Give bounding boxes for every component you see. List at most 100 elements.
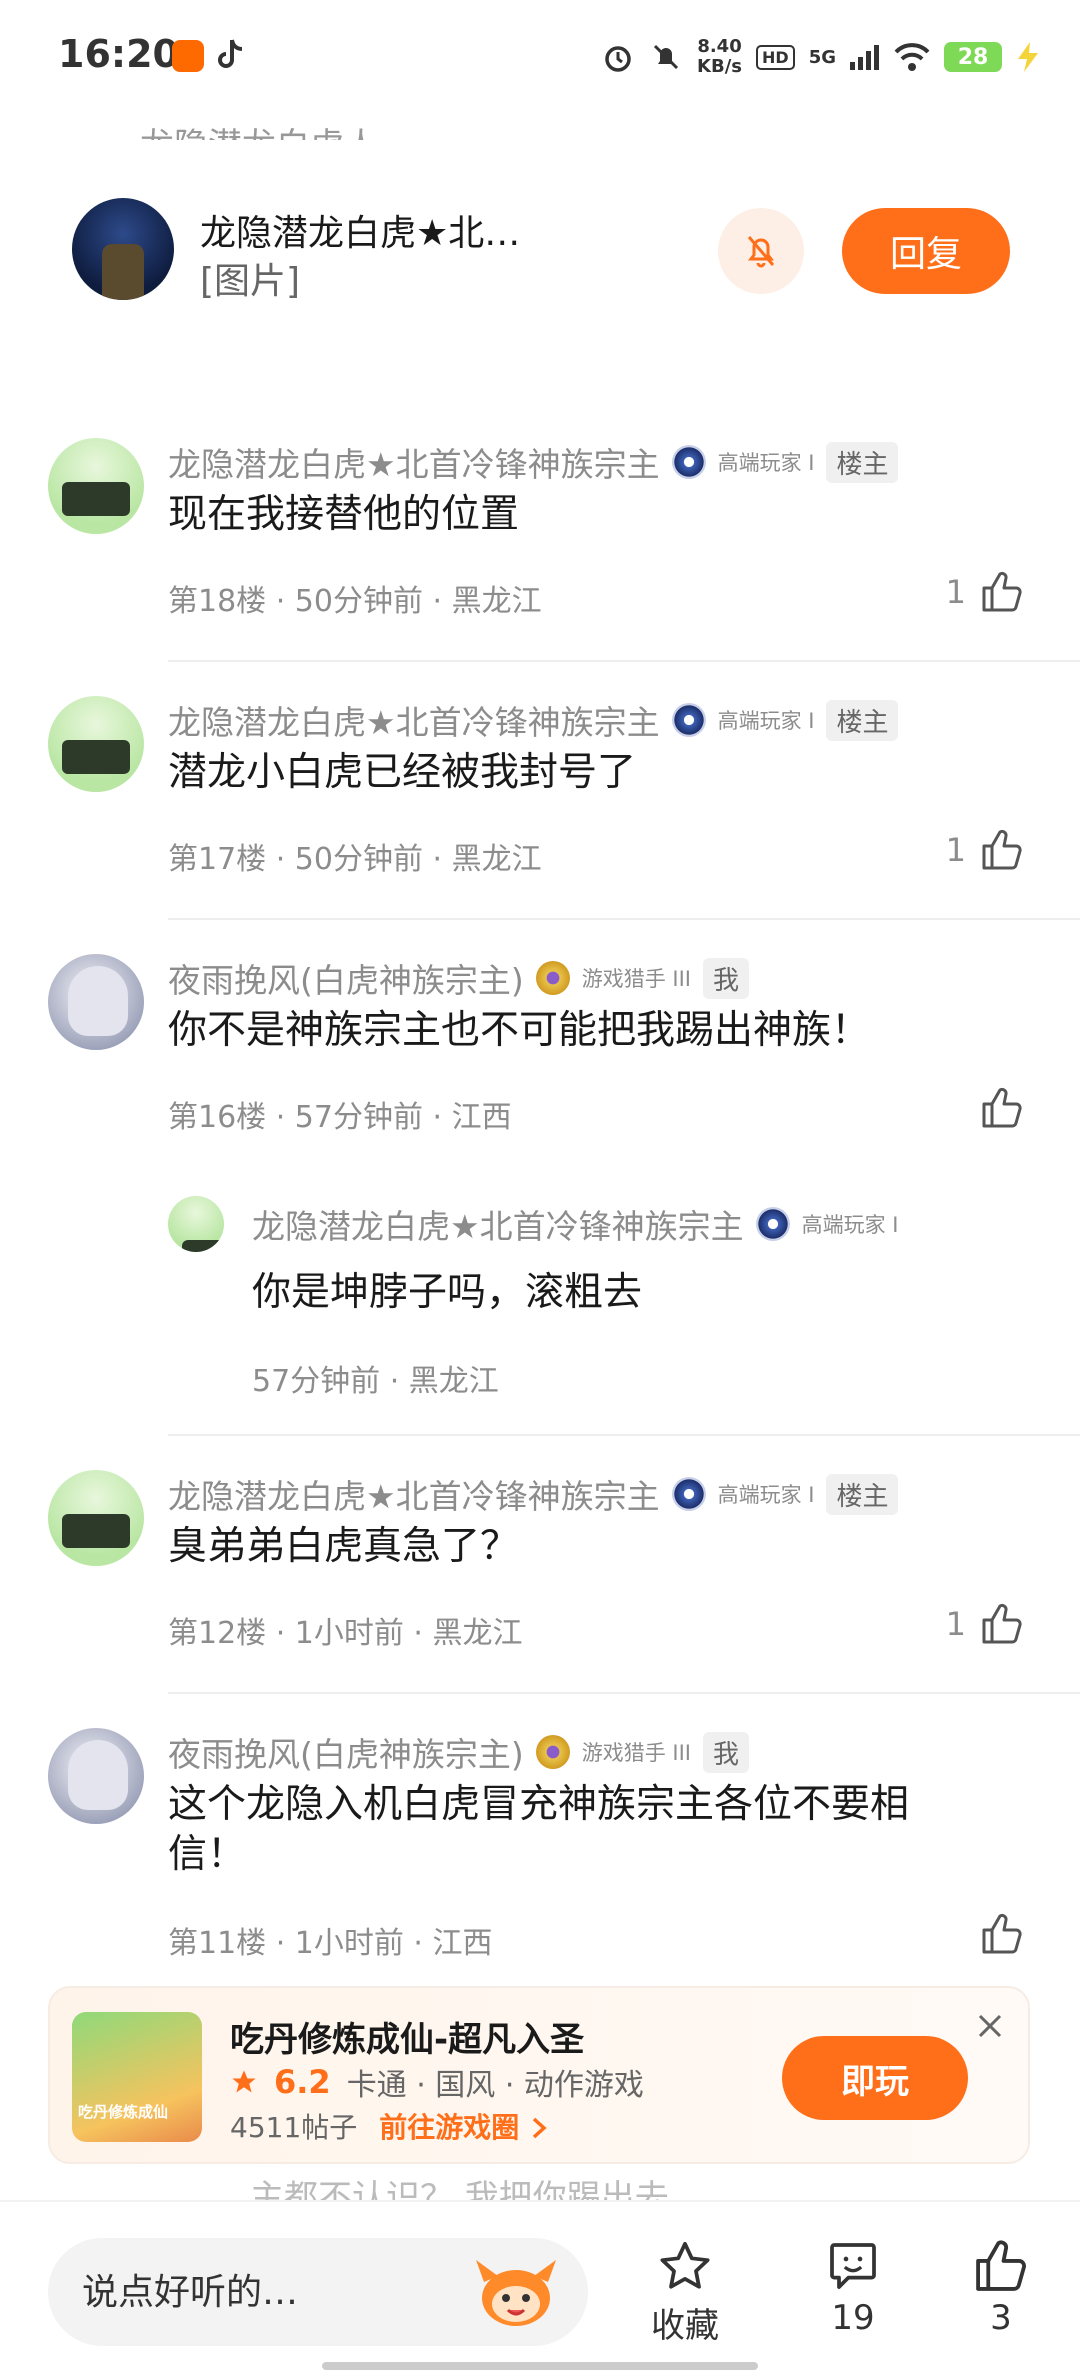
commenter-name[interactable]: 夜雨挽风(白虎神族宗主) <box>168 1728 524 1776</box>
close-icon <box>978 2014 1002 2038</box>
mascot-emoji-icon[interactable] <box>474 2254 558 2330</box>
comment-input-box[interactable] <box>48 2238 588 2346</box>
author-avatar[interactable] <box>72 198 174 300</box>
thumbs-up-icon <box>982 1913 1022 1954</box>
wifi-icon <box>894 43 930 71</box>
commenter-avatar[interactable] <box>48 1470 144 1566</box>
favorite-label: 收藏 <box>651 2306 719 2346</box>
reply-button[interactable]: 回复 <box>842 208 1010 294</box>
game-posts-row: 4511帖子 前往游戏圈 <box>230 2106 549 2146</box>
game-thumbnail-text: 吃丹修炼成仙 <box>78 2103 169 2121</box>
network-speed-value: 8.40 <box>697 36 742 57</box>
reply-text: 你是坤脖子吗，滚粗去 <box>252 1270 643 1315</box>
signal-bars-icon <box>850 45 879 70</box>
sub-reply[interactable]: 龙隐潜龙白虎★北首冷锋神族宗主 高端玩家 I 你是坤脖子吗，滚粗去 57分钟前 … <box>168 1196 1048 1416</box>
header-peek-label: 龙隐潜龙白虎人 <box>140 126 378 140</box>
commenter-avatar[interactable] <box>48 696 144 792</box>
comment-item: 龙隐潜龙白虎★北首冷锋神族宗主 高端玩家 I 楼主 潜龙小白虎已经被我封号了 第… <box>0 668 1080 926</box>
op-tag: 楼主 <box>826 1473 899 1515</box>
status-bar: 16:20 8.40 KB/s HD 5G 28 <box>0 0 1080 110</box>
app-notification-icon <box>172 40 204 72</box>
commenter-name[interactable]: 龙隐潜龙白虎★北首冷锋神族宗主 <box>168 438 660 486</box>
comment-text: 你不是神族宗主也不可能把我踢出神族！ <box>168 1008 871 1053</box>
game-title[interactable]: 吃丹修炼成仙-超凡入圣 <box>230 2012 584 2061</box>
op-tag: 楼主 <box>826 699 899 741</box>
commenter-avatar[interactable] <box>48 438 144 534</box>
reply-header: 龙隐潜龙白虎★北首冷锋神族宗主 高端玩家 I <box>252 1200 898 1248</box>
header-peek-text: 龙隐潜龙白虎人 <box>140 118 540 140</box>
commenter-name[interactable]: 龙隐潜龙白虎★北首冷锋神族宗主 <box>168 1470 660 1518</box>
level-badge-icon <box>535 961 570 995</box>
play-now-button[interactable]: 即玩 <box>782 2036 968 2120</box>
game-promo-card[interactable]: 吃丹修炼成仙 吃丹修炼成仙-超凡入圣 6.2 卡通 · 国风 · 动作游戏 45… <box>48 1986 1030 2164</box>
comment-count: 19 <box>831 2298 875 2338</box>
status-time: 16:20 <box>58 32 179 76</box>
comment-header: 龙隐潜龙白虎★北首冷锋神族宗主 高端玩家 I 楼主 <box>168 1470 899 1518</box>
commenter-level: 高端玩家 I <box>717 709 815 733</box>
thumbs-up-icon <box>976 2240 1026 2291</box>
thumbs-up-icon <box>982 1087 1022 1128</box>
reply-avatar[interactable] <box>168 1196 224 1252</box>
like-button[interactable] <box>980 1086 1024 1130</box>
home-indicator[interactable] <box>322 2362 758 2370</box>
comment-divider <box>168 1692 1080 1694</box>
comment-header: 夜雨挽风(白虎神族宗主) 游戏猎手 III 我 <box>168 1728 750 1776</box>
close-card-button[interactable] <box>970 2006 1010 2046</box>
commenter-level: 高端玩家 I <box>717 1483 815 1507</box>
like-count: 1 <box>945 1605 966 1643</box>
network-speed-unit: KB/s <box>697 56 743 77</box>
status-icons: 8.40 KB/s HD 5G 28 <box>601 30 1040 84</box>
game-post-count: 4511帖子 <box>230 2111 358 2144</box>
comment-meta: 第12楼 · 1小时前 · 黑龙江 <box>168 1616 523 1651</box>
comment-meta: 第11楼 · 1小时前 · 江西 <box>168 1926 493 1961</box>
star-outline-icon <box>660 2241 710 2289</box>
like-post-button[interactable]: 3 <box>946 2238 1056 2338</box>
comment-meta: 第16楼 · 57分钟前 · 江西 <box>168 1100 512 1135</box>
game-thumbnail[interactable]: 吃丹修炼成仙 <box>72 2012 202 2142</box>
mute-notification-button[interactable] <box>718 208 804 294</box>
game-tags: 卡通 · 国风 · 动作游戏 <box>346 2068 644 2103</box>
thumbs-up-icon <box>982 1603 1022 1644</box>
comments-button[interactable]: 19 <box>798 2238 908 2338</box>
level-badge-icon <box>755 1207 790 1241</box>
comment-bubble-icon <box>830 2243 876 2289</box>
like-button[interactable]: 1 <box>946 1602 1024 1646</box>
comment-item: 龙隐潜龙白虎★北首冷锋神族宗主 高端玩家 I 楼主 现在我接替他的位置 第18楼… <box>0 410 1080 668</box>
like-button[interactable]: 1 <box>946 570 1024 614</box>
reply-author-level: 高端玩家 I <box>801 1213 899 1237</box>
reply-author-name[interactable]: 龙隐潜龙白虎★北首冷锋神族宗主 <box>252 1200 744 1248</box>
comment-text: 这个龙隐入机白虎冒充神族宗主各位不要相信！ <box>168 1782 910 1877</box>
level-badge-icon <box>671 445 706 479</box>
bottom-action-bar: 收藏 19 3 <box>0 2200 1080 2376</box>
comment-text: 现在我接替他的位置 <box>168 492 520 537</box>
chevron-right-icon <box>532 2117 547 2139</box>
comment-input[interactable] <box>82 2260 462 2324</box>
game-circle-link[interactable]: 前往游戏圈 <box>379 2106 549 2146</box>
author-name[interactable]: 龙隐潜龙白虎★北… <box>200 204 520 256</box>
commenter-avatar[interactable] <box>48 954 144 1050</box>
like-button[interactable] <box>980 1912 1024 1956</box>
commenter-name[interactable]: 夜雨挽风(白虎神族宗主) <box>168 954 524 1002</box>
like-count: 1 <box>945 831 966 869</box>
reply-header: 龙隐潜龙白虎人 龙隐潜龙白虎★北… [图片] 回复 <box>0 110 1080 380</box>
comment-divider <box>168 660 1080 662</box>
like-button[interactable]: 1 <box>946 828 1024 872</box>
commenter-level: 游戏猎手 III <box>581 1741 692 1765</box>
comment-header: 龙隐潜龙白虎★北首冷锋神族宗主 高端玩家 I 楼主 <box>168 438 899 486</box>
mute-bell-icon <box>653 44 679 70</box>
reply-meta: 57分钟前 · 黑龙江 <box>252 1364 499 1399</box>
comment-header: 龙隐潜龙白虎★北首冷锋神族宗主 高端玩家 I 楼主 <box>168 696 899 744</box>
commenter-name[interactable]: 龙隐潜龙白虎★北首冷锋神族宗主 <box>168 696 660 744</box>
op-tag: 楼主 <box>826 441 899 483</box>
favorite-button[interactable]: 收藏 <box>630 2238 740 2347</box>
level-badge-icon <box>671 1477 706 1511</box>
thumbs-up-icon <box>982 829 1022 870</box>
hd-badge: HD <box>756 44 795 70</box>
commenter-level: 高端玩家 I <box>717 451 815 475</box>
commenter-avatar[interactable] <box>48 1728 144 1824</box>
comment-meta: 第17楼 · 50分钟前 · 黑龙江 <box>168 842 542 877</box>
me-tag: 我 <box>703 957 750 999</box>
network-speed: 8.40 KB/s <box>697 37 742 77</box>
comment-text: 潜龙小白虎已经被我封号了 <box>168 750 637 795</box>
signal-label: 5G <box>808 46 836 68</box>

» TASK OBJECTIVE: State how many lines in the items above contain the string "peek", giving only the number.

» OUTPUT: 2